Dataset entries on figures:

#####

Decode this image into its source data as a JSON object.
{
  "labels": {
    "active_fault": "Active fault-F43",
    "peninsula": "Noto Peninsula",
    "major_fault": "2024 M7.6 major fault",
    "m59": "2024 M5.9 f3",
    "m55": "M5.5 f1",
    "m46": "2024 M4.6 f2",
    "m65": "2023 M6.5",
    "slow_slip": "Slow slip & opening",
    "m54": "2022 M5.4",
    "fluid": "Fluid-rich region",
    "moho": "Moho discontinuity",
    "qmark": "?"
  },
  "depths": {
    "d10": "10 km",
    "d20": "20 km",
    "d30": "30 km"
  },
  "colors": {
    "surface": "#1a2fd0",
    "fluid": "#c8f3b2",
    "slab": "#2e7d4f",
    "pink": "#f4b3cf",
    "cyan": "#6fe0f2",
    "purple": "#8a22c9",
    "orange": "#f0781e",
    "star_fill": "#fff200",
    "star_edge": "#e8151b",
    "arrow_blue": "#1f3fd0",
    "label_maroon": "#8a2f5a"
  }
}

#####

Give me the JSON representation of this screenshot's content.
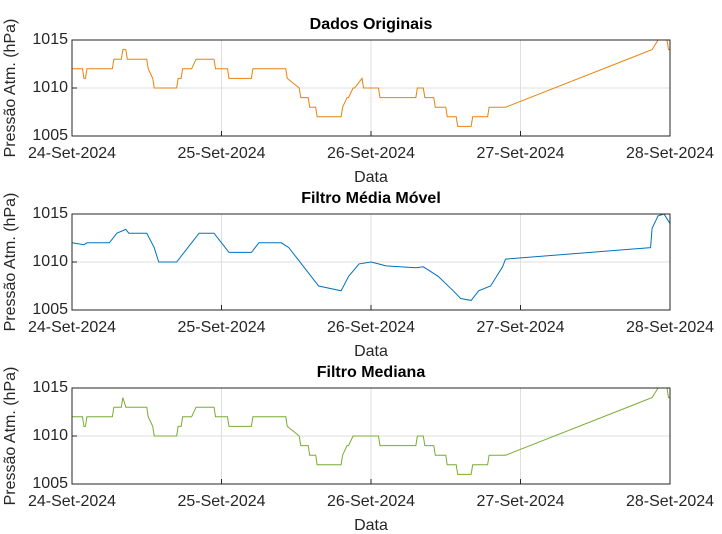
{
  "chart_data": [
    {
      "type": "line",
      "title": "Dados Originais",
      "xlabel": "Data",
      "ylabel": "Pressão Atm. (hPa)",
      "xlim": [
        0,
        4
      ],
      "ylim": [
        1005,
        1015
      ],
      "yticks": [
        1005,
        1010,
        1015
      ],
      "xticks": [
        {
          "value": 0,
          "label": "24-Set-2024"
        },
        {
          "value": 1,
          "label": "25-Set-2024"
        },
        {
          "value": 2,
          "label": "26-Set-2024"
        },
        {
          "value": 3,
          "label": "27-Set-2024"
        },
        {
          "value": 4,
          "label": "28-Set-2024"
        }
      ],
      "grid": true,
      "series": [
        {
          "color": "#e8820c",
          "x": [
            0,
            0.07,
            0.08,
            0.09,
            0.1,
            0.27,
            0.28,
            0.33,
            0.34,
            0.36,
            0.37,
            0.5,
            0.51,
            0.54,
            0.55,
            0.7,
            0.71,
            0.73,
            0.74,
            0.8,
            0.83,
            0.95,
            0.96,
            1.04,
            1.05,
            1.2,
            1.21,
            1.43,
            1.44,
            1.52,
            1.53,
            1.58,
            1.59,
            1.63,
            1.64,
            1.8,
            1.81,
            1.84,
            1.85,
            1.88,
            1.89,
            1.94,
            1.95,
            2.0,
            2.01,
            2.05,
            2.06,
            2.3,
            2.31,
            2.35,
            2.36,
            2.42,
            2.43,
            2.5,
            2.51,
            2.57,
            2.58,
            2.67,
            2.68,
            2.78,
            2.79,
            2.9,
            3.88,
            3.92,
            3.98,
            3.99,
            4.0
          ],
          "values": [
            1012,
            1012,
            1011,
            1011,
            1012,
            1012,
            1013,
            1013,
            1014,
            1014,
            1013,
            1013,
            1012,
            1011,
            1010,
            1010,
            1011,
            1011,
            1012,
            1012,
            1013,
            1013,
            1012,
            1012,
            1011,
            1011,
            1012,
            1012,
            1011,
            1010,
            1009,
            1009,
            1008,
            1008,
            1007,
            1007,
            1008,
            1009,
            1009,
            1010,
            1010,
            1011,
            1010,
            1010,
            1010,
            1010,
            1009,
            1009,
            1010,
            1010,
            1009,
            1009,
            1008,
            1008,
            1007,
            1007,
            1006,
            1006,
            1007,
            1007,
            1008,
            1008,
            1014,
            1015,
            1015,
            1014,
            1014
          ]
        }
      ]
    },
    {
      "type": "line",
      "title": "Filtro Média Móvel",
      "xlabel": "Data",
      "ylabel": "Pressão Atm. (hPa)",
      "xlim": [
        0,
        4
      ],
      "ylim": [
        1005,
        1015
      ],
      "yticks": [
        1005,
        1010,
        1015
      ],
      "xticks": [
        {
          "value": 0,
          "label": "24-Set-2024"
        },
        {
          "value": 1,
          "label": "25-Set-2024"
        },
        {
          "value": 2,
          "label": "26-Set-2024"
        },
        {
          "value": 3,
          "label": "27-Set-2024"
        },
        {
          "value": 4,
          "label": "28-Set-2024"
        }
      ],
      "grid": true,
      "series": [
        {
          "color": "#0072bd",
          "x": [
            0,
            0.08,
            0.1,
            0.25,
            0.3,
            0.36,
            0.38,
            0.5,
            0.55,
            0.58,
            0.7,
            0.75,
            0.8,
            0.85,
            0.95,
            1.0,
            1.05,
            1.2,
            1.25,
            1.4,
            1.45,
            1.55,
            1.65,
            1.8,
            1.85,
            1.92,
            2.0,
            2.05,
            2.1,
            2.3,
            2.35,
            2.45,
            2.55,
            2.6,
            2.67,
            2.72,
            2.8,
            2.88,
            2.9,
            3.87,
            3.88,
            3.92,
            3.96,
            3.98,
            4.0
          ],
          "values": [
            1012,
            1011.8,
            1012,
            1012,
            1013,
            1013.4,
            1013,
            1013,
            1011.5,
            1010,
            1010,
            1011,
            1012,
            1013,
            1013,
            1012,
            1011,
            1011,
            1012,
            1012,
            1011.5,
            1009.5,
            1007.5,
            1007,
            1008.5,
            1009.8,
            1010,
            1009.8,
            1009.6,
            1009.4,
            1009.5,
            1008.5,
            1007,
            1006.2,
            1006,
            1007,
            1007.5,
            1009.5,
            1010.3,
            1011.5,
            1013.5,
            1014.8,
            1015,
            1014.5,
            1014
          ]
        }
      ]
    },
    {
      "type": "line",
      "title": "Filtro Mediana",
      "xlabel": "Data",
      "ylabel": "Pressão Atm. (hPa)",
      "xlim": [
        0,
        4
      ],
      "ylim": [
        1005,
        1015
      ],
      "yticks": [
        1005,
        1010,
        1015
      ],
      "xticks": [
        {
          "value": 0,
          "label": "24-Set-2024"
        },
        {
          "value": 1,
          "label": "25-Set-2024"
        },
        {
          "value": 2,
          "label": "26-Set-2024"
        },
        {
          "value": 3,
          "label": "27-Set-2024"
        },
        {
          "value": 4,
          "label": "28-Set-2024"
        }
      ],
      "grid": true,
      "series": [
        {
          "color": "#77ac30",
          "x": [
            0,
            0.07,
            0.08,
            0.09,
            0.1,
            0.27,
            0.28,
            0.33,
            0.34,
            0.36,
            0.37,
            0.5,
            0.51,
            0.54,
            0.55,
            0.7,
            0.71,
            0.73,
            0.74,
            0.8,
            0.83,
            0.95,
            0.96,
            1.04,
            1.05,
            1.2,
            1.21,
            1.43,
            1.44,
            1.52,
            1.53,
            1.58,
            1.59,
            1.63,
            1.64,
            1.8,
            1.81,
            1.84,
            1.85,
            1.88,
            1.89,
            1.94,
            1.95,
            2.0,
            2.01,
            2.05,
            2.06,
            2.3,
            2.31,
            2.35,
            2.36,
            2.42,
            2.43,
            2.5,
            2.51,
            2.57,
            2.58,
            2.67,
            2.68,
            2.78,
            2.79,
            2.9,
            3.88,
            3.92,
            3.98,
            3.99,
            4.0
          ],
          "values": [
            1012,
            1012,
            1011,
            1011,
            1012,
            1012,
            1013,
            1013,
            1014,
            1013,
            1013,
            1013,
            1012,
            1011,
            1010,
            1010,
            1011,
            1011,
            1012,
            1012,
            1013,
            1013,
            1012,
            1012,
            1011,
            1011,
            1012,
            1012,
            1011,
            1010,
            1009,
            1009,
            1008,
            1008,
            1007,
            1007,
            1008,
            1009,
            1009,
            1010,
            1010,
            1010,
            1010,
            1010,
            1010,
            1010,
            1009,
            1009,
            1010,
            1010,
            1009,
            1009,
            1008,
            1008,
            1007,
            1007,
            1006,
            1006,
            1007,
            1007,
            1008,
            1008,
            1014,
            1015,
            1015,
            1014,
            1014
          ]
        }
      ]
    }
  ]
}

#####

* _WHAT TO PRODUCE_
From the entries, copy out each line containing the word "Filtro".

* _SOLUTION FOR THIS TASK_
      "title": "Filtro Média Móvel",
      "title": "Filtro Mediana",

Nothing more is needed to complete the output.